◆ **Written instruction**:
List each line of the data that holds the string "were", please.
━━ Supplied material
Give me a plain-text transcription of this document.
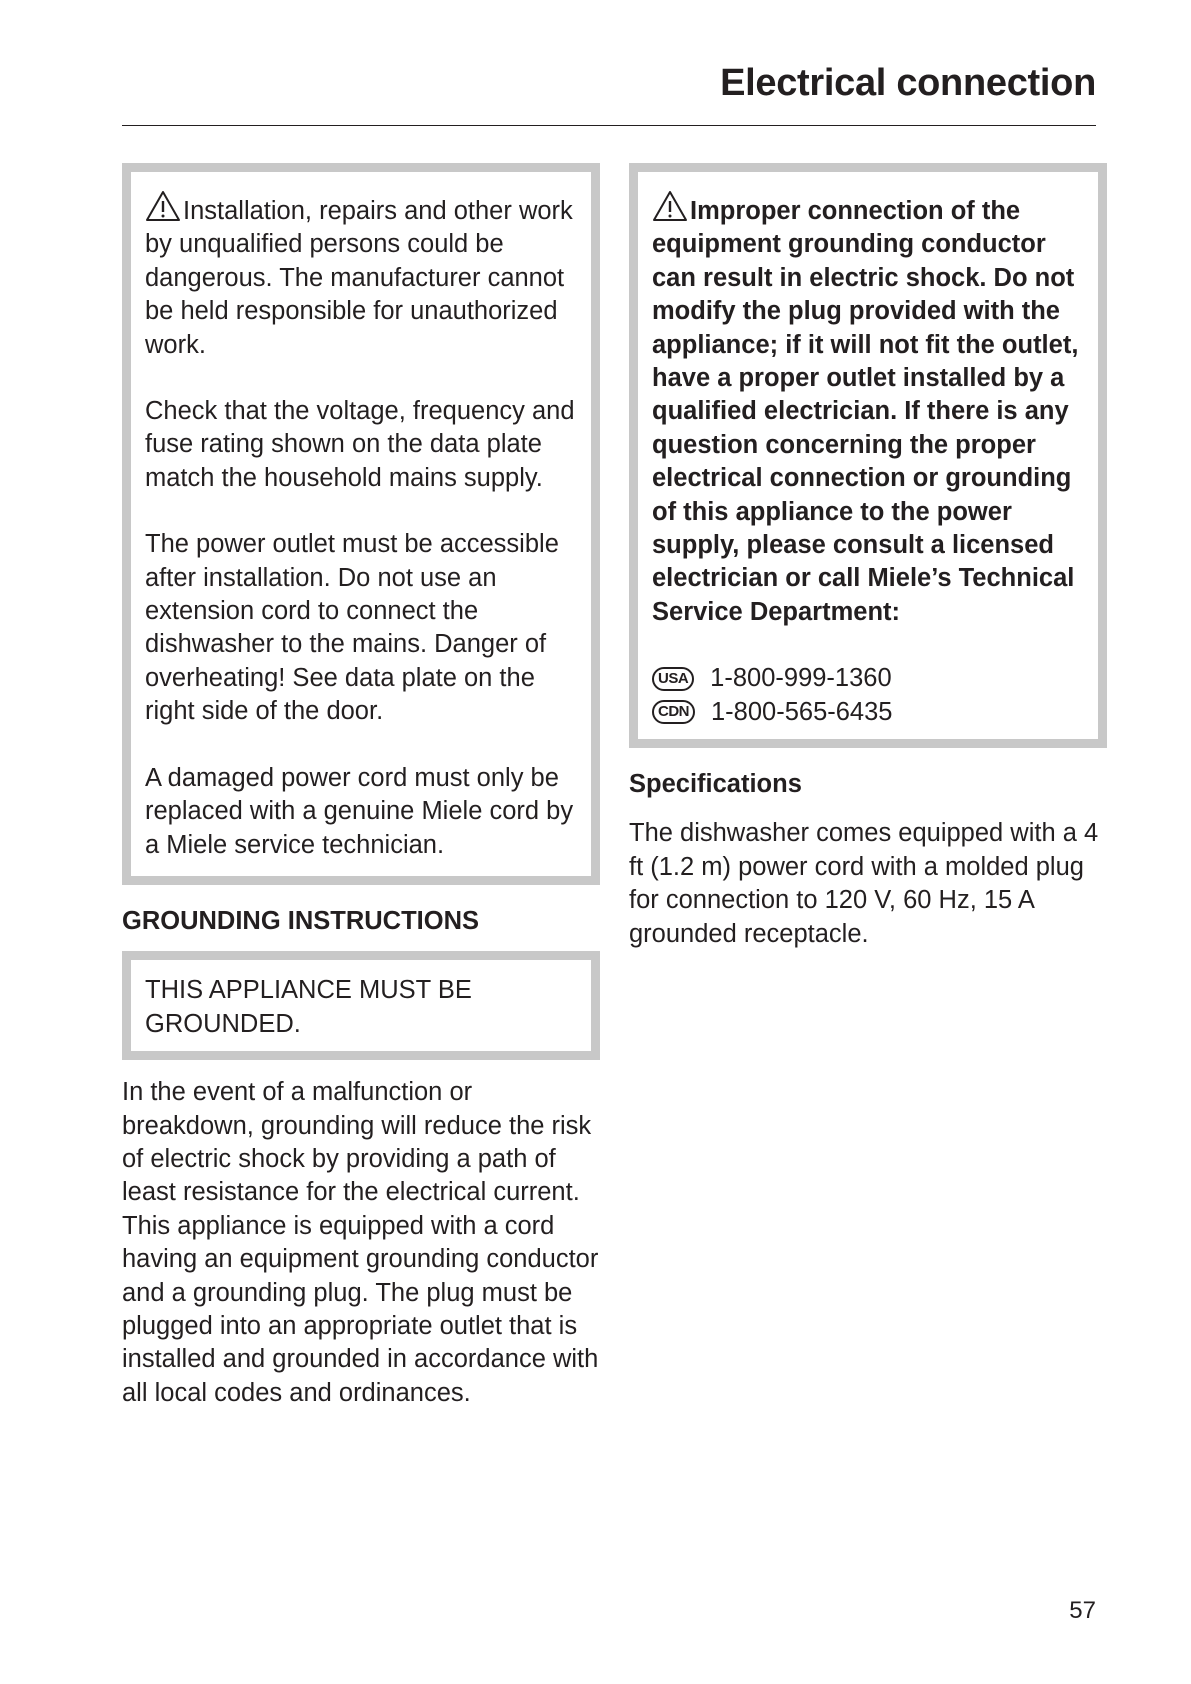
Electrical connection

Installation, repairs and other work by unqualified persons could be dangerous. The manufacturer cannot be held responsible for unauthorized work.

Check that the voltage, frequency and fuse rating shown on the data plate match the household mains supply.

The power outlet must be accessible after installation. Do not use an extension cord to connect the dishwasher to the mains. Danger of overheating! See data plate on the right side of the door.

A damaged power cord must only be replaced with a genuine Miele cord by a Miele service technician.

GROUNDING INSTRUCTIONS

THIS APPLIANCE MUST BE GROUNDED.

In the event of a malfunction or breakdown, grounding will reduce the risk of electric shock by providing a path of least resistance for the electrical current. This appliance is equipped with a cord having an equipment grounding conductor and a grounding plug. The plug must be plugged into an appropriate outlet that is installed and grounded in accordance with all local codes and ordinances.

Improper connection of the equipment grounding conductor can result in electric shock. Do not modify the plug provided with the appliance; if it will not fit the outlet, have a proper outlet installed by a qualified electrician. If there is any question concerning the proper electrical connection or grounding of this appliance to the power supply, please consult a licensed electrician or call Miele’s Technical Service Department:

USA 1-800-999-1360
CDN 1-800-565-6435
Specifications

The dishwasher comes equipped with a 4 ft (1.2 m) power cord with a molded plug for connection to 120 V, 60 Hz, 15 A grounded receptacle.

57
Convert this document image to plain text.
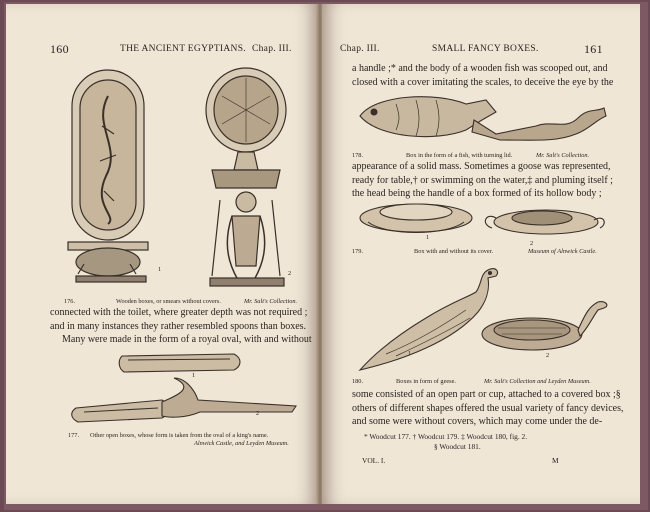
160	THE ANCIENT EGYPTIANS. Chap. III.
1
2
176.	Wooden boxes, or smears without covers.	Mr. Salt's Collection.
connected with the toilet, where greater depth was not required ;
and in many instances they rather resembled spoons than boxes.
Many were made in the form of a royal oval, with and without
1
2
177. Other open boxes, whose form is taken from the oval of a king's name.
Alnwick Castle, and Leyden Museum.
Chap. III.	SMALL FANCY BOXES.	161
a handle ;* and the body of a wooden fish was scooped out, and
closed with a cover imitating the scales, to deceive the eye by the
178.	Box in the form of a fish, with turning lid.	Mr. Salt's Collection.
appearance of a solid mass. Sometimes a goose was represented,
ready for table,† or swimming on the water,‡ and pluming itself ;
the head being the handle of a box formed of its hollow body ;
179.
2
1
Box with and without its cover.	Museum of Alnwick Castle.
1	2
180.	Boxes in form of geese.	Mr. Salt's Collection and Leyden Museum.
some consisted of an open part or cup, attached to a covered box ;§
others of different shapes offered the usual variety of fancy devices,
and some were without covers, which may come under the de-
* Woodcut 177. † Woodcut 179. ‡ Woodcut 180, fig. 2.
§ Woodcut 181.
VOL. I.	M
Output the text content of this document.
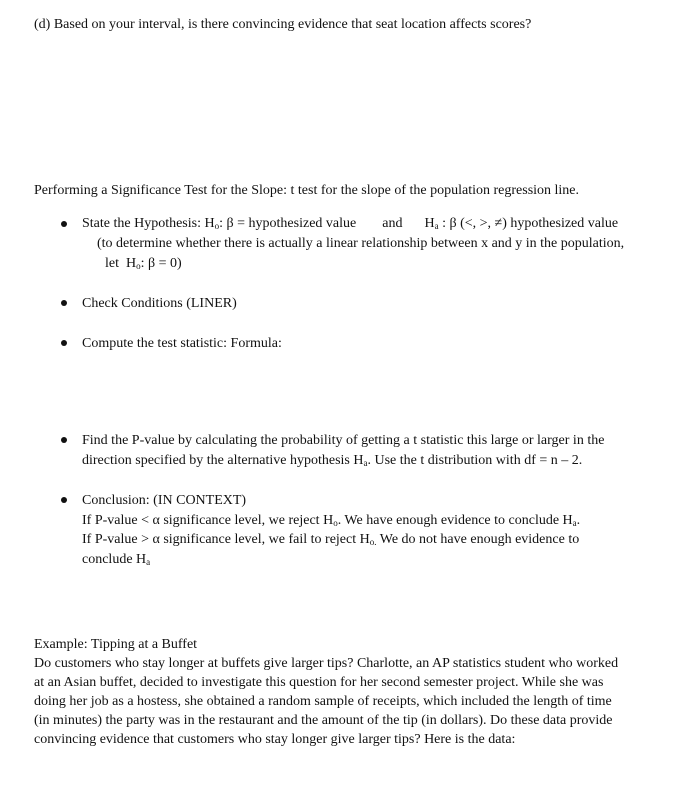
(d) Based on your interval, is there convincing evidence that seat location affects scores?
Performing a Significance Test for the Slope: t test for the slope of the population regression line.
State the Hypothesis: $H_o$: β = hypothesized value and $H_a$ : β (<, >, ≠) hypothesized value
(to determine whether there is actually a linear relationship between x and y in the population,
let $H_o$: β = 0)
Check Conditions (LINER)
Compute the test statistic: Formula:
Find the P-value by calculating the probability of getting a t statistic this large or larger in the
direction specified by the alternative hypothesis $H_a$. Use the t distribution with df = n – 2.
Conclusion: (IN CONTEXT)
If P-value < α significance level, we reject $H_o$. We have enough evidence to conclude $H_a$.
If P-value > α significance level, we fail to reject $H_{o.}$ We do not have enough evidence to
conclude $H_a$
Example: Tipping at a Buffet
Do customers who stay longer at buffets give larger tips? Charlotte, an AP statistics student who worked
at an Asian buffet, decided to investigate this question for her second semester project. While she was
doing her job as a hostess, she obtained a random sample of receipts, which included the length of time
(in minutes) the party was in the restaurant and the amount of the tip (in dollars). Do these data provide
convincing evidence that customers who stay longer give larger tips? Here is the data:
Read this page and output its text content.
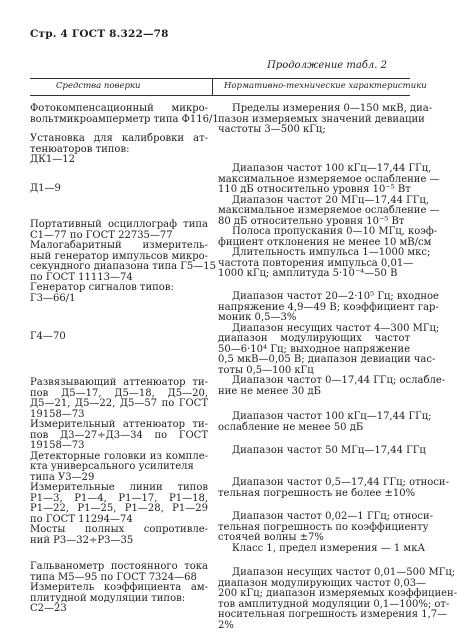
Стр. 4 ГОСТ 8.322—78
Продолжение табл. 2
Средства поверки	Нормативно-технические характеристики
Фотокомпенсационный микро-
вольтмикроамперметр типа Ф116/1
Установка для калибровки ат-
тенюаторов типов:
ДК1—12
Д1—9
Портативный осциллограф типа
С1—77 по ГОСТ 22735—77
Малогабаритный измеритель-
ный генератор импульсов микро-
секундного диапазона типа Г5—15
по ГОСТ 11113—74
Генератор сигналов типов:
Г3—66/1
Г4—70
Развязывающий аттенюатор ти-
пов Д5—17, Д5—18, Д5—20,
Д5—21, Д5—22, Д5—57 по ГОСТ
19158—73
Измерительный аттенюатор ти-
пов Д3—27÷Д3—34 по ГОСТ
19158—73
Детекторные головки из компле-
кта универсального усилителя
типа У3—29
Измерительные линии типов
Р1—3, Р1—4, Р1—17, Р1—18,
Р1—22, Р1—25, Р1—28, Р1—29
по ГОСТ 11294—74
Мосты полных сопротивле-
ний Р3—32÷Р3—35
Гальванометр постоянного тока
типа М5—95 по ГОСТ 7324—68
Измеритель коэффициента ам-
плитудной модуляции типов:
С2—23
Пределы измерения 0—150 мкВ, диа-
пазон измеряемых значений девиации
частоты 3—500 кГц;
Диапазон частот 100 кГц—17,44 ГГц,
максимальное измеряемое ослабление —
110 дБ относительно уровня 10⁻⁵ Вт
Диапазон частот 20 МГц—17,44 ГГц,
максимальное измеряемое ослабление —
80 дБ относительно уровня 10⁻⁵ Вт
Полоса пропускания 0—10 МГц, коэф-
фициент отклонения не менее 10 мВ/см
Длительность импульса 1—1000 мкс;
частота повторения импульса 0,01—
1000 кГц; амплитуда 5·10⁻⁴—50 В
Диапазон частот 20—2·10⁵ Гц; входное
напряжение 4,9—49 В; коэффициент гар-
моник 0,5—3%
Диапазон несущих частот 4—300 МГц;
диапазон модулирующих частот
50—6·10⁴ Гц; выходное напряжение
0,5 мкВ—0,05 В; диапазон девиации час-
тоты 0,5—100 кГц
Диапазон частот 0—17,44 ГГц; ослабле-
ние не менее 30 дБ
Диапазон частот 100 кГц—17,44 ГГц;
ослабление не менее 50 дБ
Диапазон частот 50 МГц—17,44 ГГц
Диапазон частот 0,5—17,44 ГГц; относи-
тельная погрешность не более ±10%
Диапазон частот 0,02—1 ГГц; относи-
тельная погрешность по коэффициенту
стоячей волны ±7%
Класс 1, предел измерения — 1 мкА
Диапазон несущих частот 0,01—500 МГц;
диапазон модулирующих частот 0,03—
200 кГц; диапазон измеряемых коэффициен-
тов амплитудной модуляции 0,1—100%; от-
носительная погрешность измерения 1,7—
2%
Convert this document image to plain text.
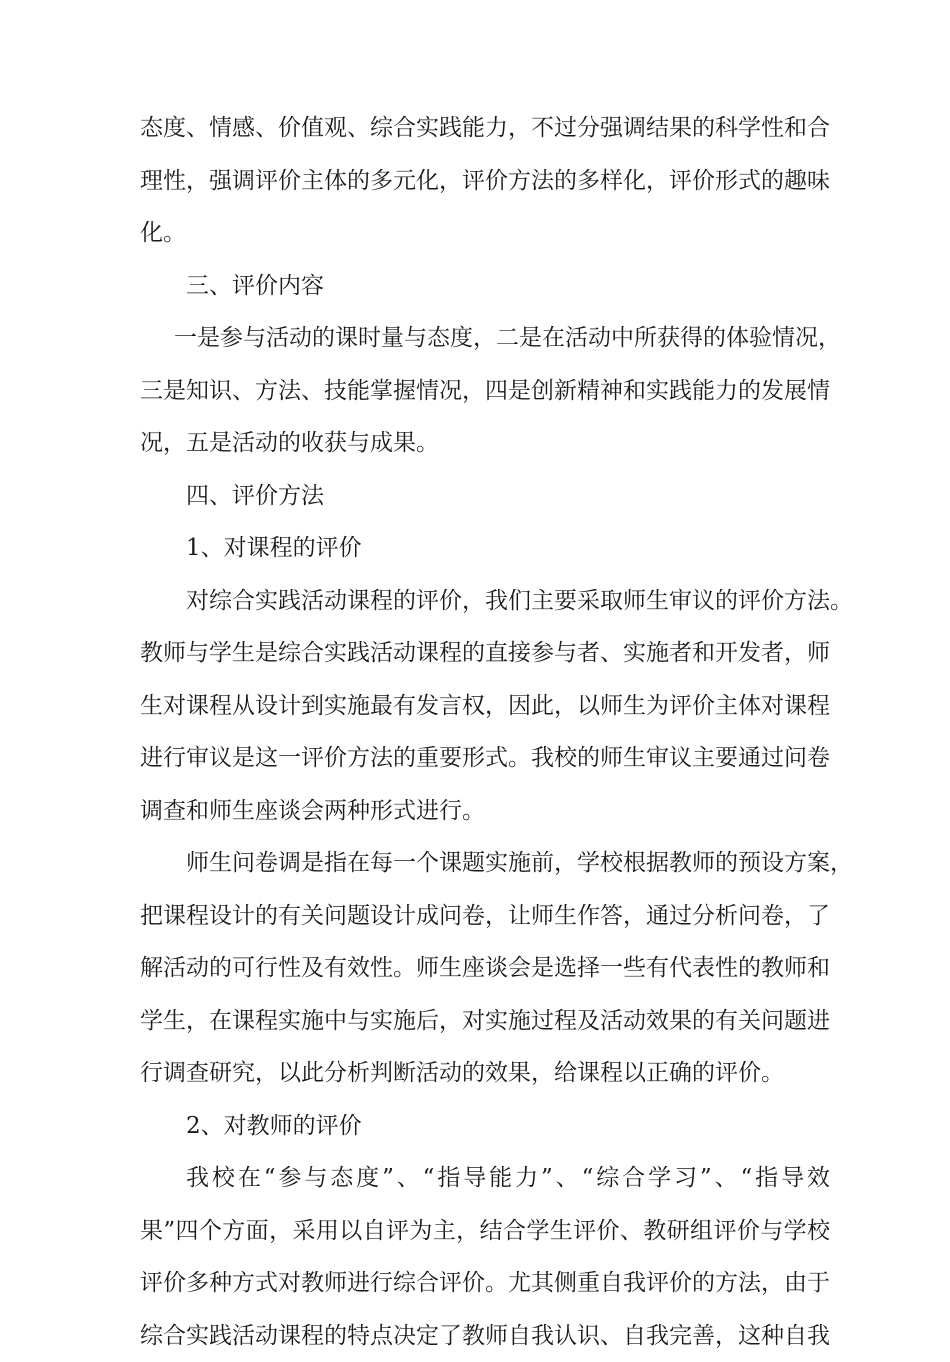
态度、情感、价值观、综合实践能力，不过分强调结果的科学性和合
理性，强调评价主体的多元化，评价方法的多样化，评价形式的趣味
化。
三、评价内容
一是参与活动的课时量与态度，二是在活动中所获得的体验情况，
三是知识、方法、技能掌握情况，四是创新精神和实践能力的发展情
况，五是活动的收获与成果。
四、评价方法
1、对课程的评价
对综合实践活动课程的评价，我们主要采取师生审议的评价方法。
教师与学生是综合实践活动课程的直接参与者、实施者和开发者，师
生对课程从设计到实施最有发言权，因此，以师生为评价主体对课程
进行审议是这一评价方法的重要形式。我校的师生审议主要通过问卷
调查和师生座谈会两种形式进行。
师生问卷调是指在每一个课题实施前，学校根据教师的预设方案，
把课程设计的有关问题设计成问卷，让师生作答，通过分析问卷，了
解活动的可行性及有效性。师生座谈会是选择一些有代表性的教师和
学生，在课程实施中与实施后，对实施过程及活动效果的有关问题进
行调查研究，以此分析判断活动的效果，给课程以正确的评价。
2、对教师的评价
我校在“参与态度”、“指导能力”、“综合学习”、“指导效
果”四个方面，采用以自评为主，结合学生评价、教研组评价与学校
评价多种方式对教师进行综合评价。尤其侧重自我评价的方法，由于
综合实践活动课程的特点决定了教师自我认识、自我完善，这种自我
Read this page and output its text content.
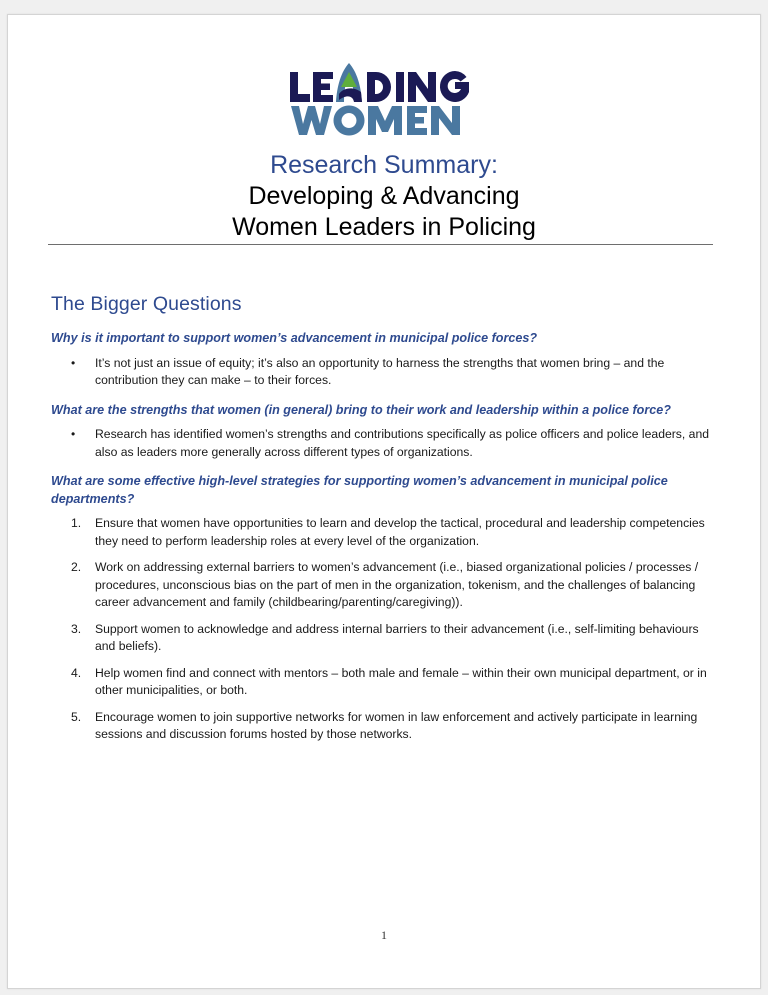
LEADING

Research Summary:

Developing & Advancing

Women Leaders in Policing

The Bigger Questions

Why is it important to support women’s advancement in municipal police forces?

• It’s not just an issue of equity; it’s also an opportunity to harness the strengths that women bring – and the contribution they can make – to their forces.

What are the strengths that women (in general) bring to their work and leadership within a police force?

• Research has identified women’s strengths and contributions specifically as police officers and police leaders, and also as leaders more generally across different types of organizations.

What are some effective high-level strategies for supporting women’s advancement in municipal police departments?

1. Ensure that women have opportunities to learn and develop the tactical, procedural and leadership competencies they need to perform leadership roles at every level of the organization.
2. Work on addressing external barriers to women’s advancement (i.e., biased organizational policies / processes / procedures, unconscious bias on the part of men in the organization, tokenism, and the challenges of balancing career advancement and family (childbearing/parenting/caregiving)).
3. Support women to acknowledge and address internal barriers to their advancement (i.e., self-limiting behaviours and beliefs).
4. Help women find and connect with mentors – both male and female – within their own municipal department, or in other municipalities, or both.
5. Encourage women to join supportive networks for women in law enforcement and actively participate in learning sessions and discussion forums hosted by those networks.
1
━━━━
◆ **The answer**:
Many were made in the form of a royal oval, with and without
and some were without covers, which may come under the de-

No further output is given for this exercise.